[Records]
## BEGIN
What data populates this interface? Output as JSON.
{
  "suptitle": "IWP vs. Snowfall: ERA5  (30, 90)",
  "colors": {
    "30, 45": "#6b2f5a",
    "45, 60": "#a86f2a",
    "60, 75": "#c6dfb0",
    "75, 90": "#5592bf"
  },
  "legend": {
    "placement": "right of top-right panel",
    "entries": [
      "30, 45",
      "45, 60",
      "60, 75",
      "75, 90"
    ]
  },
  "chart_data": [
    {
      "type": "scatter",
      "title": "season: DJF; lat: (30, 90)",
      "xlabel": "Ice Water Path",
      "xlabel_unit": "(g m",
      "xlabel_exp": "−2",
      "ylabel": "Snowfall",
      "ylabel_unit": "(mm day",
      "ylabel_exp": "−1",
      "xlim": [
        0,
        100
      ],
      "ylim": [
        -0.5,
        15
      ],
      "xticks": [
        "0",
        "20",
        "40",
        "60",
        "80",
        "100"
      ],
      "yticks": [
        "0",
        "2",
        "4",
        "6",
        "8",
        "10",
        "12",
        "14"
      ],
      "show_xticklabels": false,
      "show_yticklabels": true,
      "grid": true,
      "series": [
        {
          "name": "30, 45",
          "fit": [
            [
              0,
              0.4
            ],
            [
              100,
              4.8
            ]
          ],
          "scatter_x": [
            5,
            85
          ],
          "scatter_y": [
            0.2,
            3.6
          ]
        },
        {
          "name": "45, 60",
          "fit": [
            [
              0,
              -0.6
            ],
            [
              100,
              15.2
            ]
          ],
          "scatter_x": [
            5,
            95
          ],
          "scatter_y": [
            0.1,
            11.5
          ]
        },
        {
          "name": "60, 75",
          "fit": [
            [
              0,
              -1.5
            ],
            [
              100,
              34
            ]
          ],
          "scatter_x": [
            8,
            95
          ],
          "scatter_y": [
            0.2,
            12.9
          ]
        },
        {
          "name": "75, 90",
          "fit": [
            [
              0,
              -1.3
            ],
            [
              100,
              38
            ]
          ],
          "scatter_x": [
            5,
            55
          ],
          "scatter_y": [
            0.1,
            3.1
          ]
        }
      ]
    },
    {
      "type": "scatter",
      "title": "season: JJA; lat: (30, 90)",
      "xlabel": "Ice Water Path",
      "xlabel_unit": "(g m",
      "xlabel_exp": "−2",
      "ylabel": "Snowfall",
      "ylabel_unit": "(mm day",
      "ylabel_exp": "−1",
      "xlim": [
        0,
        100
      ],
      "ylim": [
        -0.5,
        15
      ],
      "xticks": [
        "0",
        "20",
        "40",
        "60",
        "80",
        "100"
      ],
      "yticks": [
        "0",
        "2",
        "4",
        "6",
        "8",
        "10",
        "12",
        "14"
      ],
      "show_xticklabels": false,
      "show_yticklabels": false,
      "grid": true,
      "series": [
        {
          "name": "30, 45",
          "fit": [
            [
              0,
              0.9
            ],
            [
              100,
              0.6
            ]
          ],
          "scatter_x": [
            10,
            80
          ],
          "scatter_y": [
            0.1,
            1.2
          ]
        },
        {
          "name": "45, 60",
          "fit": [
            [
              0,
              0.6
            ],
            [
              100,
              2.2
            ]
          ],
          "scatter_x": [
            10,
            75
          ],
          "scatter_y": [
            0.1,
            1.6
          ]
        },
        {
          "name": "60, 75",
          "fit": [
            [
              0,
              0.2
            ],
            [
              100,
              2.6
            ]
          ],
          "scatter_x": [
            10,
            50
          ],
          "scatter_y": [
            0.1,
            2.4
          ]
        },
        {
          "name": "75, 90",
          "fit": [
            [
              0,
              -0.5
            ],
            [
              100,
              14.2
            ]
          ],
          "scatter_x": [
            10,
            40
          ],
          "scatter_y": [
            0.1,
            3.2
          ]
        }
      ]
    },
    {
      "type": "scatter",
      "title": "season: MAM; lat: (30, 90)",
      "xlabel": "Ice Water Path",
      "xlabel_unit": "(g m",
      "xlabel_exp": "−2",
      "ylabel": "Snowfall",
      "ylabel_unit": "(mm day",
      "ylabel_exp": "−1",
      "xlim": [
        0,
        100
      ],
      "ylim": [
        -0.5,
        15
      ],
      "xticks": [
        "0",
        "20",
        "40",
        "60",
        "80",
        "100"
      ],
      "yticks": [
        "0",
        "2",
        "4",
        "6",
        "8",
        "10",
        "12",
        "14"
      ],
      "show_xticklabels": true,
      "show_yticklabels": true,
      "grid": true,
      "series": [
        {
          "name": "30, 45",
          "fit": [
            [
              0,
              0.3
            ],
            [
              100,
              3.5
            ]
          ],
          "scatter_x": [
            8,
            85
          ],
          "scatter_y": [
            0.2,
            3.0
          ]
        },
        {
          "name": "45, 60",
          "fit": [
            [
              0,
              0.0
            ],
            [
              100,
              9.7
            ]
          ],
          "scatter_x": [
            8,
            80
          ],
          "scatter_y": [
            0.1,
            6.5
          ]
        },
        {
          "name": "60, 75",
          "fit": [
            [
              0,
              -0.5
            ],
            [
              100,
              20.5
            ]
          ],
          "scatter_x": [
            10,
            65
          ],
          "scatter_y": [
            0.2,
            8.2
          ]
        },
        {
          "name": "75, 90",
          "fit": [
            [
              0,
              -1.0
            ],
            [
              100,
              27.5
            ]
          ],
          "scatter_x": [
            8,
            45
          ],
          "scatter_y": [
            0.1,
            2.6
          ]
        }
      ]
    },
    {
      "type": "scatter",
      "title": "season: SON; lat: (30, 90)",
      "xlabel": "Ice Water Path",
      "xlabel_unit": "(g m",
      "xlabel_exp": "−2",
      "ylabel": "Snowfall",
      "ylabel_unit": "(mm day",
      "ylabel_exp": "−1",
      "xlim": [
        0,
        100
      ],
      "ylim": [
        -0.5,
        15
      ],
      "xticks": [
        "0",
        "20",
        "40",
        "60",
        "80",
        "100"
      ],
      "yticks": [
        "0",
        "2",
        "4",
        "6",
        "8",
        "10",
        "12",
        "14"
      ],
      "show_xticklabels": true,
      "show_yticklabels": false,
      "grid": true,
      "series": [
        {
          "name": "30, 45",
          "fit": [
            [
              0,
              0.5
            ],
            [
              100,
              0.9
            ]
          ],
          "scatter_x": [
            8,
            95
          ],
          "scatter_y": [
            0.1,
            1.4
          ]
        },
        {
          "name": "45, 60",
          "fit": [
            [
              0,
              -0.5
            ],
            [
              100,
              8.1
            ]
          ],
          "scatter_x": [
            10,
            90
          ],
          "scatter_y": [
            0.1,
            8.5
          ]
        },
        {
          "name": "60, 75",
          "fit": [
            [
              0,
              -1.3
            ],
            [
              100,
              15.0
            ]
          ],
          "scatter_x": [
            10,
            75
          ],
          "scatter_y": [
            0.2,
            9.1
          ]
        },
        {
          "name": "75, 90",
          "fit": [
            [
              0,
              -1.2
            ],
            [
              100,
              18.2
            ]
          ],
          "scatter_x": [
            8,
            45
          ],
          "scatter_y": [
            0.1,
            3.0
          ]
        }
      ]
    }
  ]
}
## END
EXERCISE DETAILS.
Output the full listing without altering anything.

THE OUTPUT.
What data populates this interface? Output as JSON.
{
  "suptitle": "IWP vs. Snowfall: ERA5  (30, 90)",
  "colors": {
    "30, 45": "#6b2f5a",
    "45, 60": "#a86f2a",
    "60, 75": "#c6dfb0",
    "75, 90": "#5592bf"
  },
  "legend": {
    "placement": "right of top-right panel",
    "entries": [
      "30, 45",
      "45, 60",
      "60, 75",
      "75, 90"
    ]
  },
  "chart_data": [
    {
      "type": "scatter",
      "title": "season: DJF; lat: (30, 90)",
      "xlabel": "Ice Water Path",
      "xlabel_unit": "(g m",
      "xlabel_exp": "−2",
      "ylabel": "Snowfall",
      "ylabel_unit": "(mm day",
      "ylabel_exp": "−1",
      "xlim": [
        0,
        100
      ],
      "ylim": [
        -0.5,
        15
      ],
      "xticks": [
        "0",
        "20",
        "40",
        "60",
        "80",
        "100"
      ],
      "yticks": [
        "0",
        "2",
        "4",
        "6",
        "8",
        "10",
        "12",
        "14"
      ],
      "show_xticklabels": false,
      "show_yticklabels": true,
      "grid": true,
      "series": [
        {
          "name": "30, 45",
          "fit": [
            [
              0,
              0.4
            ],
            [
              100,
              4.8
            ]
          ],
          "scatter_x": [
            5,
            85
          ],
          "scatter_y": [
            0.2,
            3.6
          ]
        },
        {
          "name": "45, 60",
          "fit": [
            [
              0,
              -0.6
            ],
            [
              100,
              15.2
            ]
          ],
          "scatter_x": [
            5,
            95
          ],
          "scatter_y": [
            0.1,
            11.5
          ]
        },
        {
          "name": "60, 75",
          "fit": [
            [
              0,
              -1.5
            ],
            [
              100,
              34
            ]
          ],
          "scatter_x": [
            8,
            95
          ],
          "scatter_y": [
            0.2,
            12.9
          ]
        },
        {
          "name": "75, 90",
          "fit": [
            [
              0,
              -1.3
            ],
            [
              100,
              38
            ]
          ],
          "scatter_x": [
            5,
            55
          ],
          "scatter_y": [
            0.1,
            3.1
          ]
        }
      ]
    },
    {
      "type": "scatter",
      "title": "season: JJA; lat: (30, 90)",
      "xlabel": "Ice Water Path",
      "xlabel_unit": "(g m",
      "xlabel_exp": "−2",
      "ylabel": "Snowfall",
      "ylabel_unit": "(mm day",
      "ylabel_exp": "−1",
      "xlim": [
        0,
        100
      ],
      "ylim": [
        -0.5,
        15
      ],
      "xticks": [
        "0",
        "20",
        "40",
        "60",
        "80",
        "100"
      ],
      "yticks": [
        "0",
        "2",
        "4",
        "6",
        "8",
        "10",
        "12",
        "14"
      ],
      "show_xticklabels": false,
      "show_yticklabels": false,
      "grid": true,
      "series": [
        {
          "name": "30, 45",
          "fit": [
            [
              0,
              0.9
            ],
            [
              100,
              0.6
            ]
          ],
          "scatter_x": [
            10,
            80
          ],
          "scatter_y": [
            0.1,
            1.2
          ]
        },
        {
          "name": "45, 60",
          "fit": [
            [
              0,
              0.6
            ],
            [
              100,
              2.2
            ]
          ],
          "scatter_x": [
            10,
            75
          ],
          "scatter_y": [
            0.1,
            1.6
          ]
        },
        {
          "name": "60, 75",
          "fit": [
            [
              0,
              0.2
            ],
            [
              100,
              2.6
            ]
          ],
          "scatter_x": [
            10,
            50
          ],
          "scatter_y": [
            0.1,
            2.4
          ]
        },
        {
          "name": "75, 90",
          "fit": [
            [
              0,
              -0.5
            ],
            [
              100,
              14.2
            ]
          ],
          "scatter_x": [
            10,
            40
          ],
          "scatter_y": [
            0.1,
            3.2
          ]
        }
      ]
    },
    {
      "type": "scatter",
      "title": "season: MAM; lat: (30, 90)",
      "xlabel": "Ice Water Path",
      "xlabel_unit": "(g m",
      "xlabel_exp": "−2",
      "ylabel": "Snowfall",
      "ylabel_unit": "(mm day",
      "ylabel_exp": "−1",
      "xlim": [
        0,
        100
      ],
      "ylim": [
        -0.5,
        15
      ],
      "xticks": [
        "0",
        "20",
        "40",
        "60",
        "80",
        "100"
      ],
      "yticks": [
        "0",
        "2",
        "4",
        "6",
        "8",
        "10",
        "12",
        "14"
      ],
      "show_xticklabels": true,
      "show_yticklabels": true,
      "grid": true,
      "series": [
        {
          "name": "30, 45",
          "fit": [
            [
              0,
              0.3
            ],
            [
              100,
              3.5
            ]
          ],
          "scatter_x": [
            8,
            85
          ],
          "scatter_y": [
            0.2,
            3.0
          ]
        },
        {
          "name": "45, 60",
          "fit": [
            [
              0,
              0.0
            ],
            [
              100,
              9.7
            ]
          ],
          "scatter_x": [
            8,
            80
          ],
          "scatter_y": [
            0.1,
            6.5
          ]
        },
        {
          "name": "60, 75",
          "fit": [
            [
              0,
              -0.5
            ],
            [
              100,
              20.5
            ]
          ],
          "scatter_x": [
            10,
            65
          ],
          "scatter_y": [
            0.2,
            8.2
          ]
        },
        {
          "name": "75, 90",
          "fit": [
            [
              0,
              -1.0
            ],
            [
              100,
              27.5
            ]
          ],
          "scatter_x": [
            8,
            45
          ],
          "scatter_y": [
            0.1,
            2.6
          ]
        }
      ]
    },
    {
      "type": "scatter",
      "title": "season: SON; lat: (30, 90)",
      "xlabel": "Ice Water Path",
      "xlabel_unit": "(g m",
      "xlabel_exp": "−2",
      "ylabel": "Snowfall",
      "ylabel_unit": "(mm day",
      "ylabel_exp": "−1",
      "xlim": [
        0,
        100
      ],
      "ylim": [
        -0.5,
        15
      ],
      "xticks": [
        "0",
        "20",
        "40",
        "60",
        "80",
        "100"
      ],
      "yticks": [
        "0",
        "2",
        "4",
        "6",
        "8",
        "10",
        "12",
        "14"
      ],
      "show_xticklabels": true,
      "show_yticklabels": false,
      "grid": true,
      "series": [
        {
          "name": "30, 45",
          "fit": [
            [
              0,
              0.5
            ],
            [
              100,
              0.9
            ]
          ],
          "scatter_x": [
            8,
            95
          ],
          "scatter_y": [
            0.1,
            1.4
          ]
        },
        {
          "name": "45, 60",
          "fit": [
            [
              0,
              -0.5
            ],
            [
              100,
              8.1
            ]
          ],
          "scatter_x": [
            10,
            90
          ],
          "scatter_y": [
            0.1,
            8.5
          ]
        },
        {
          "name": "60, 75",
          "fit": [
            [
              0,
              -1.3
            ],
            [
              100,
              15.0
            ]
          ],
          "scatter_x": [
            10,
            75
          ],
          "scatter_y": [
            0.2,
            9.1
          ]
        },
        {
          "name": "75, 90",
          "fit": [
            [
              0,
              -1.2
            ],
            [
              100,
              18.2
            ]
          ],
          "scatter_x": [
            8,
            45
          ],
          "scatter_y": [
            0.1,
            3.0
          ]
        }
      ]
    }
  ]
}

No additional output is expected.